__Directions__. Quote each line of the material verbatim, without the pictures.

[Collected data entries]
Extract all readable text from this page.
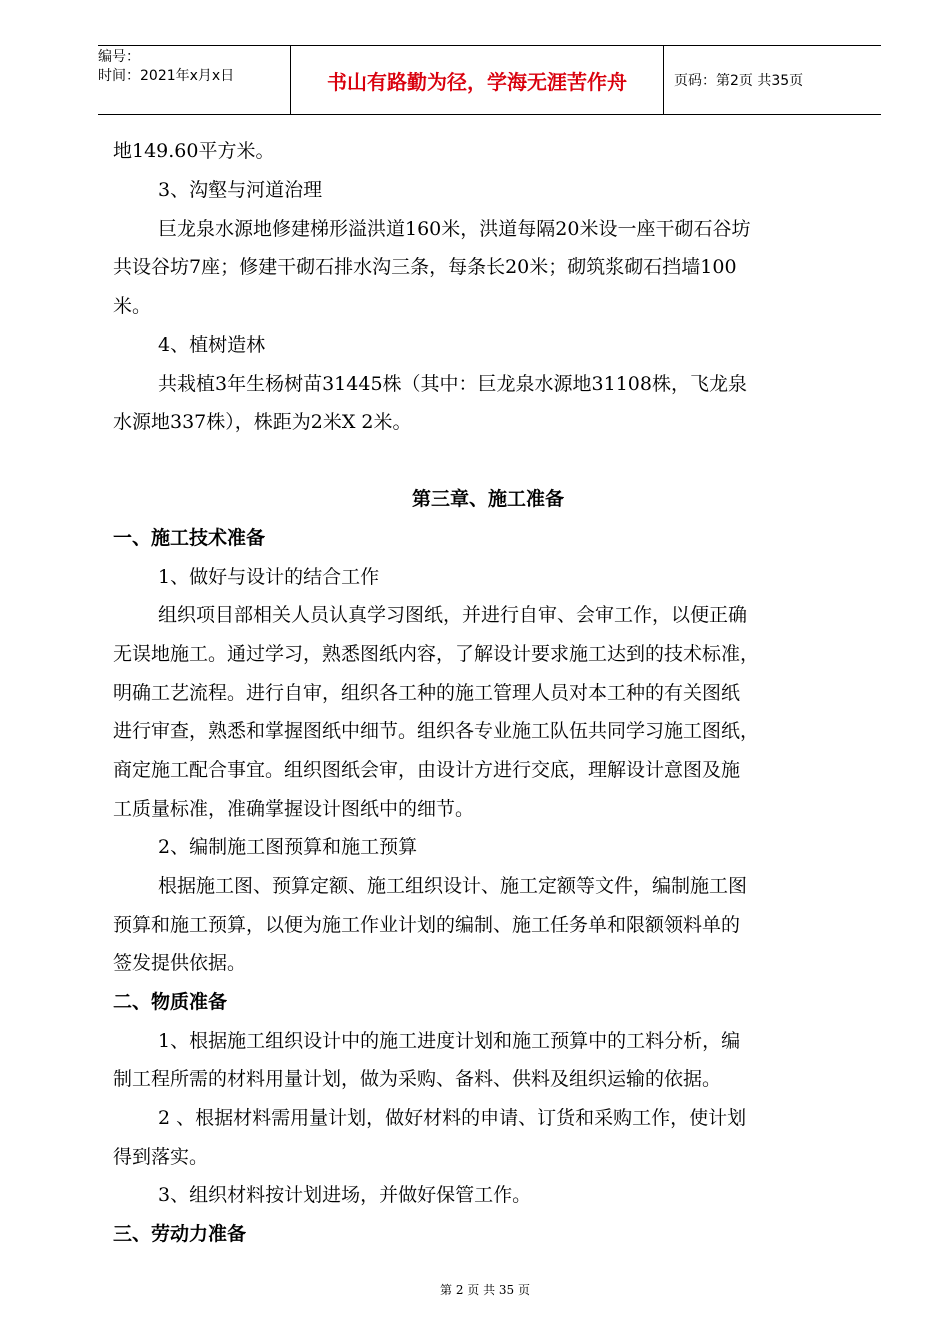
编号：
时间：2021年x月x日	书山有路勤为径，学海无涯苦作舟	页码：第2页 共35页
地149.60平方米。
3、沟壑与河道治理
巨龙泉水源地修建梯形溢洪道160米，洪道每隔20米设一座干砌石谷坊
共设谷坊7座；修建干砌石排水沟三条，每条长20米；砌筑浆砌石挡墙100
米。
4、植树造林
共栽植3年生杨树苗31445株（其中：巨龙泉水源地31108株，飞龙泉
水源地337株），株距为2米X 2米。
第三章、施工准备
一、施工技术准备
1、做好与设计的结合工作
组织项目部相关人员认真学习图纸，并进行自审、会审工作，以便正确
无误地施工。通过学习，熟悉图纸内容，了解设计要求施工达到的技术标准，
明确工艺流程。进行自审，组织各工种的施工管理人员对本工种的有关图纸
进行审查，熟悉和掌握图纸中细节。组织各专业施工队伍共同学习施工图纸，
商定施工配合事宜。组织图纸会审，由设计方进行交底，理解设计意图及施
工质量标准，准确掌握设计图纸中的细节。
2、编制施工图预算和施工预算
根据施工图、预算定额、施工组织设计、施工定额等文件，编制施工图
预算和施工预算，以便为施工作业计划的编制、施工任务单和限额领料单的
签发提供依据。
二、物质准备
1、根据施工组织设计中的施工进度计划和施工预算中的工料分析，编
制工程所需的材料用量计划，做为采购、备料、供料及组织运输的依据。
2 、根据材料需用量计划，做好材料的申请、订货和采购工作，使计划
得到落实。
3、组织材料按计划进场，并做好保管工作。
三、劳动力准备
第 2 页 共 35 页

__Result of this exercise__.
Extract all readable text from this page.
编号：
时间：2021年x月x日	书山有路勤为径，学海无涯苦作舟	页码：第2页 共35页
地149.60平方米。
3、沟壑与河道治理
巨龙泉水源地修建梯形溢洪道160米，洪道每隔20米设一座干砌石谷坊
共设谷坊7座；修建干砌石排水沟三条，每条长20米；砌筑浆砌石挡墙100
米。
4、植树造林
共栽植3年生杨树苗31445株（其中：巨龙泉水源地31108株，飞龙泉
水源地337株），株距为2米X 2米。
第三章、施工准备
一、施工技术准备
1、做好与设计的结合工作
组织项目部相关人员认真学习图纸，并进行自审、会审工作，以便正确
无误地施工。通过学习，熟悉图纸内容，了解设计要求施工达到的技术标准，
明确工艺流程。进行自审，组织各工种的施工管理人员对本工种的有关图纸
进行审查，熟悉和掌握图纸中细节。组织各专业施工队伍共同学习施工图纸，
商定施工配合事宜。组织图纸会审，由设计方进行交底，理解设计意图及施
工质量标准，准确掌握设计图纸中的细节。
2、编制施工图预算和施工预算
根据施工图、预算定额、施工组织设计、施工定额等文件，编制施工图
预算和施工预算，以便为施工作业计划的编制、施工任务单和限额领料单的
签发提供依据。
二、物质准备
1、根据施工组织设计中的施工进度计划和施工预算中的工料分析，编
制工程所需的材料用量计划，做为采购、备料、供料及组织运输的依据。
2 、根据材料需用量计划，做好材料的申请、订货和采购工作，使计划
得到落实。
3、组织材料按计划进场，并做好保管工作。
三、劳动力准备
第 2 页 共 35 页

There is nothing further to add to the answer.